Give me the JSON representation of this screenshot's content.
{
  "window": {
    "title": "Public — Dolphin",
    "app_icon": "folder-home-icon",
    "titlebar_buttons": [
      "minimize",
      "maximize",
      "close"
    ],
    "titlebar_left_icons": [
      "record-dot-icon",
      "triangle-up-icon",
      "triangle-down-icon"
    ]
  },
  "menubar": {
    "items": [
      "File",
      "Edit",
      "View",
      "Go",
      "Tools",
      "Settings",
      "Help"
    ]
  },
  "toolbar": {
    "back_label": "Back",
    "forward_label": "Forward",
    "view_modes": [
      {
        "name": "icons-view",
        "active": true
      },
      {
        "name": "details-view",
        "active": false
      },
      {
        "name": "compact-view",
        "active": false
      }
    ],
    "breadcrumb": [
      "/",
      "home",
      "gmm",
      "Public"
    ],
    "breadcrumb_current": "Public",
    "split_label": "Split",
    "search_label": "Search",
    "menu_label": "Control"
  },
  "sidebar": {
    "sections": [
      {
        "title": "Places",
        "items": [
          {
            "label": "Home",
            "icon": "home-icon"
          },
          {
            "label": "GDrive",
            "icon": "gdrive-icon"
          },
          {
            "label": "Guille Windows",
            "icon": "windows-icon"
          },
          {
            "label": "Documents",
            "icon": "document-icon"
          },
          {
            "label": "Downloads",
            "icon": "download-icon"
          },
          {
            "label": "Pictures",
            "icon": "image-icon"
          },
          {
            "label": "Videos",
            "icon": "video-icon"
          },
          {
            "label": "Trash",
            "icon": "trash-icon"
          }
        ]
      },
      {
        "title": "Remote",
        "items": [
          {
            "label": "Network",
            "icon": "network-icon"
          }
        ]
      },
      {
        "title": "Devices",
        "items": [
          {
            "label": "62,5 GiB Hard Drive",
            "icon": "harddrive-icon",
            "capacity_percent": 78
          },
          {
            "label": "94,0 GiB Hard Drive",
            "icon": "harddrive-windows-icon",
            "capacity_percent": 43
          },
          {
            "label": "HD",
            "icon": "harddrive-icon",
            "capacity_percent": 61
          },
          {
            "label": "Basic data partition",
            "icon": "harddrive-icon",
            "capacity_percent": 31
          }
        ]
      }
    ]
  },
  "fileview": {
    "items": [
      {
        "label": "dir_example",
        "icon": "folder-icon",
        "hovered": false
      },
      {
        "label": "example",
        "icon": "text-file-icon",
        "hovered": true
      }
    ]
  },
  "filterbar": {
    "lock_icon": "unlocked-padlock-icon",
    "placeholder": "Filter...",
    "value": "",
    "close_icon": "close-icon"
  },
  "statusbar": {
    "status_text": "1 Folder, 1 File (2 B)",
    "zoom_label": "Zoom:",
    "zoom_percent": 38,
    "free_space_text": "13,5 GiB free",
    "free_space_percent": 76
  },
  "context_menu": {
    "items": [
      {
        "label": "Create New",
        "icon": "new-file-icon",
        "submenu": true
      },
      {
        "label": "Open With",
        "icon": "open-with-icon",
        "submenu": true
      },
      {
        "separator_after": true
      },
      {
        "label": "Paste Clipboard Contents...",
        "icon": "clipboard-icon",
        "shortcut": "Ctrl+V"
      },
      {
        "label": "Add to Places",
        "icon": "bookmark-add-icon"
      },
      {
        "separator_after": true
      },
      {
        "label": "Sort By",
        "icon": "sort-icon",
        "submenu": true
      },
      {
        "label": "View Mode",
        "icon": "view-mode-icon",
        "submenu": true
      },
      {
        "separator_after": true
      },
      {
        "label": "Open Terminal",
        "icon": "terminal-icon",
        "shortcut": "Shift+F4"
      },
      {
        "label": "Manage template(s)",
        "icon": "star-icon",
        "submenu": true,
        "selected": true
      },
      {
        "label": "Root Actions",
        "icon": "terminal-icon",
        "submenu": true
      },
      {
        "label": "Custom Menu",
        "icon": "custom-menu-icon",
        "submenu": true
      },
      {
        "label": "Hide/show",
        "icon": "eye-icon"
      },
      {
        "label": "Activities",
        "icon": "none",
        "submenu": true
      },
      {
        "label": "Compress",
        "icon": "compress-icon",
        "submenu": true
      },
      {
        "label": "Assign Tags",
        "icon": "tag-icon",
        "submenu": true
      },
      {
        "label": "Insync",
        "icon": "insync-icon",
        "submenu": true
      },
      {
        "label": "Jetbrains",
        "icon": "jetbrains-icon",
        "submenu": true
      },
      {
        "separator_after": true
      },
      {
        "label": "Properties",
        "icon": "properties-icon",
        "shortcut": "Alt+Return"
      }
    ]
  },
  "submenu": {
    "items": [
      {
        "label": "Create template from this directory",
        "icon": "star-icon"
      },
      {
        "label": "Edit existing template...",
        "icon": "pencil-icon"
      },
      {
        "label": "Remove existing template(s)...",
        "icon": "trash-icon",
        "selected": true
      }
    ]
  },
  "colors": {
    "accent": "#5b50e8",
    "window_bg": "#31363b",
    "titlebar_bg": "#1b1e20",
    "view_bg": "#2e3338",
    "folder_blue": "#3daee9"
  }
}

**Set problem:** Emit the records above again, exactly, with no line skipped.

**Exercise output:**
Give me the JSON representation of this screenshot's content.
{
  "window": {
    "title": "Public — Dolphin",
    "app_icon": "folder-home-icon",
    "titlebar_buttons": [
      "minimize",
      "maximize",
      "close"
    ],
    "titlebar_left_icons": [
      "record-dot-icon",
      "triangle-up-icon",
      "triangle-down-icon"
    ]
  },
  "menubar": {
    "items": [
      "File",
      "Edit",
      "View",
      "Go",
      "Tools",
      "Settings",
      "Help"
    ]
  },
  "toolbar": {
    "back_label": "Back",
    "forward_label": "Forward",
    "view_modes": [
      {
        "name": "icons-view",
        "active": true
      },
      {
        "name": "details-view",
        "active": false
      },
      {
        "name": "compact-view",
        "active": false
      }
    ],
    "breadcrumb": [
      "/",
      "home",
      "gmm",
      "Public"
    ],
    "breadcrumb_current": "Public",
    "split_label": "Split",
    "search_label": "Search",
    "menu_label": "Control"
  },
  "sidebar": {
    "sections": [
      {
        "title": "Places",
        "items": [
          {
            "label": "Home",
            "icon": "home-icon"
          },
          {
            "label": "GDrive",
            "icon": "gdrive-icon"
          },
          {
            "label": "Guille Windows",
            "icon": "windows-icon"
          },
          {
            "label": "Documents",
            "icon": "document-icon"
          },
          {
            "label": "Downloads",
            "icon": "download-icon"
          },
          {
            "label": "Pictures",
            "icon": "image-icon"
          },
          {
            "label": "Videos",
            "icon": "video-icon"
          },
          {
            "label": "Trash",
            "icon": "trash-icon"
          }
        ]
      },
      {
        "title": "Remote",
        "items": [
          {
            "label": "Network",
            "icon": "network-icon"
          }
        ]
      },
      {
        "title": "Devices",
        "items": [
          {
            "label": "62,5 GiB Hard Drive",
            "icon": "harddrive-icon",
            "capacity_percent": 78
          },
          {
            "label": "94,0 GiB Hard Drive",
            "icon": "harddrive-windows-icon",
            "capacity_percent": 43
          },
          {
            "label": "HD",
            "icon": "harddrive-icon",
            "capacity_percent": 61
          },
          {
            "label": "Basic data partition",
            "icon": "harddrive-icon",
            "capacity_percent": 31
          }
        ]
      }
    ]
  },
  "fileview": {
    "items": [
      {
        "label": "dir_example",
        "icon": "folder-icon",
        "hovered": false
      },
      {
        "label": "example",
        "icon": "text-file-icon",
        "hovered": true
      }
    ]
  },
  "filterbar": {
    "lock_icon": "unlocked-padlock-icon",
    "placeholder": "Filter...",
    "value": "",
    "close_icon": "close-icon"
  },
  "statusbar": {
    "status_text": "1 Folder, 1 File (2 B)",
    "zoom_label": "Zoom:",
    "zoom_percent": 38,
    "free_space_text": "13,5 GiB free",
    "free_space_percent": 76
  },
  "context_menu": {
    "items": [
      {
        "label": "Create New",
        "icon": "new-file-icon",
        "submenu": true
      },
      {
        "label": "Open With",
        "icon": "open-with-icon",
        "submenu": true
      },
      {
        "separator_after": true
      },
      {
        "label": "Paste Clipboard Contents...",
        "icon": "clipboard-icon",
        "shortcut": "Ctrl+V"
      },
      {
        "label": "Add to Places",
        "icon": "bookmark-add-icon"
      },
      {
        "separator_after": true
      },
      {
        "label": "Sort By",
        "icon": "sort-icon",
        "submenu": true
      },
      {
        "label": "View Mode",
        "icon": "view-mode-icon",
        "submenu": true
      },
      {
        "separator_after": true
      },
      {
        "label": "Open Terminal",
        "icon": "terminal-icon",
        "shortcut": "Shift+F4"
      },
      {
        "label": "Manage template(s)",
        "icon": "star-icon",
        "submenu": true,
        "selected": true
      },
      {
        "label": "Root Actions",
        "icon": "terminal-icon",
        "submenu": true
      },
      {
        "label": "Custom Menu",
        "icon": "custom-menu-icon",
        "submenu": true
      },
      {
        "label": "Hide/show",
        "icon": "eye-icon"
      },
      {
        "label": "Activities",
        "icon": "none",
        "submenu": true
      },
      {
        "label": "Compress",
        "icon": "compress-icon",
        "submenu": true
      },
      {
        "label": "Assign Tags",
        "icon": "tag-icon",
        "submenu": true
      },
      {
        "label": "Insync",
        "icon": "insync-icon",
        "submenu": true
      },
      {
        "label": "Jetbrains",
        "icon": "jetbrains-icon",
        "submenu": true
      },
      {
        "separator_after": true
      },
      {
        "label": "Properties",
        "icon": "properties-icon",
        "shortcut": "Alt+Return"
      }
    ]
  },
  "submenu": {
    "items": [
      {
        "label": "Create template from this directory",
        "icon": "star-icon"
      },
      {
        "label": "Edit existing template...",
        "icon": "pencil-icon"
      },
      {
        "label": "Remove existing template(s)...",
        "icon": "trash-icon",
        "selected": true
      }
    ]
  },
  "colors": {
    "accent": "#5b50e8",
    "window_bg": "#31363b",
    "titlebar_bg": "#1b1e20",
    "view_bg": "#2e3338",
    "folder_blue": "#3daee9"
  }
}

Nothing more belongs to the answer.